(Extracted data entries)
----

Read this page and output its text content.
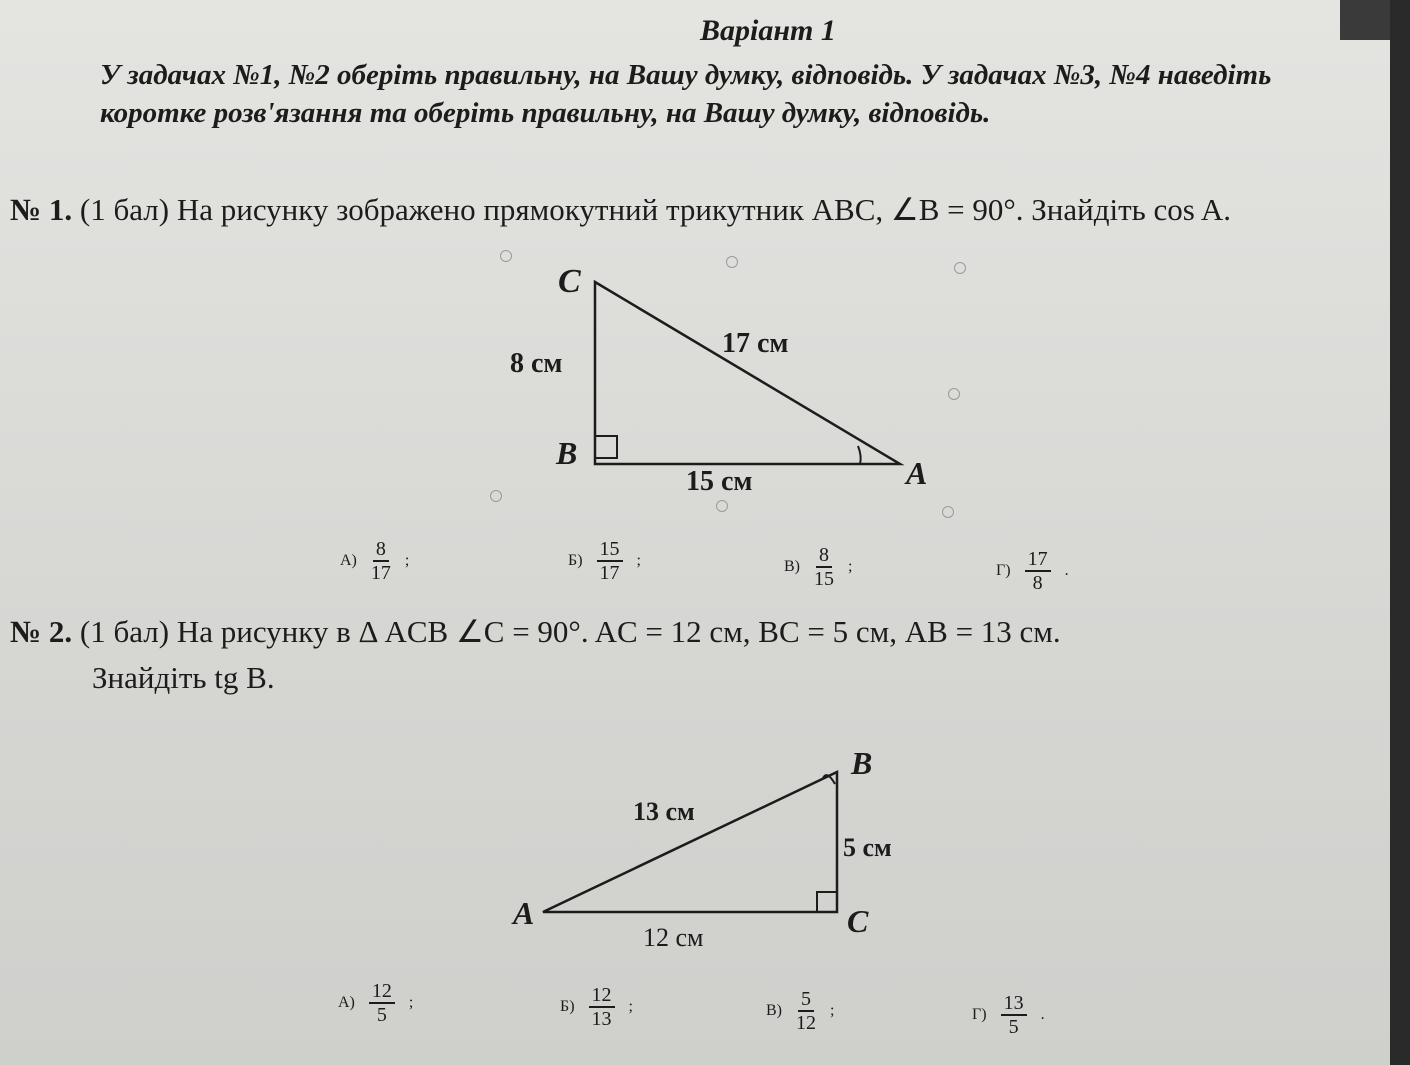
Варіант 1
У задачах №1, №2 оберіть правильну, на Вашу думку, відповідь. У задачах №3, №4 наведіть коротке розв'язання та оберіть правильну, на Вашу думку, відповідь.
№ 1. (1 бал) На рисунку зображено прямокутний трикутник ABC, ∠B = 90°. Знайдіть cos A.
C
B
A
8 см
17 см
15 см
$А) \frac{8}{17}$ ;	$Б) \frac{15}{17}$ ;	$В) \frac{8}{15}$ ;	$Г) \frac{17}{8}$ .
№ 2. (1 бал) На рисунку в Δ ACB ∠C = 90°. AC = 12 см, BC = 5 см, AB = 13 см.
Знайдіть tg B.
B
A	C
13 см
5 см
12 см
$А) \frac{12}{5}$ ;	$Б) \frac{12}{13}$ ;	$В) \frac{5}{12}$ ;	$Г) \frac{13}{5}$ .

----

§ WHAT YOU HAVE TO DO
Looking at the records above, tally the lines holding "рисунку" and reply with that number only.

§ RESPONSE BELOW
2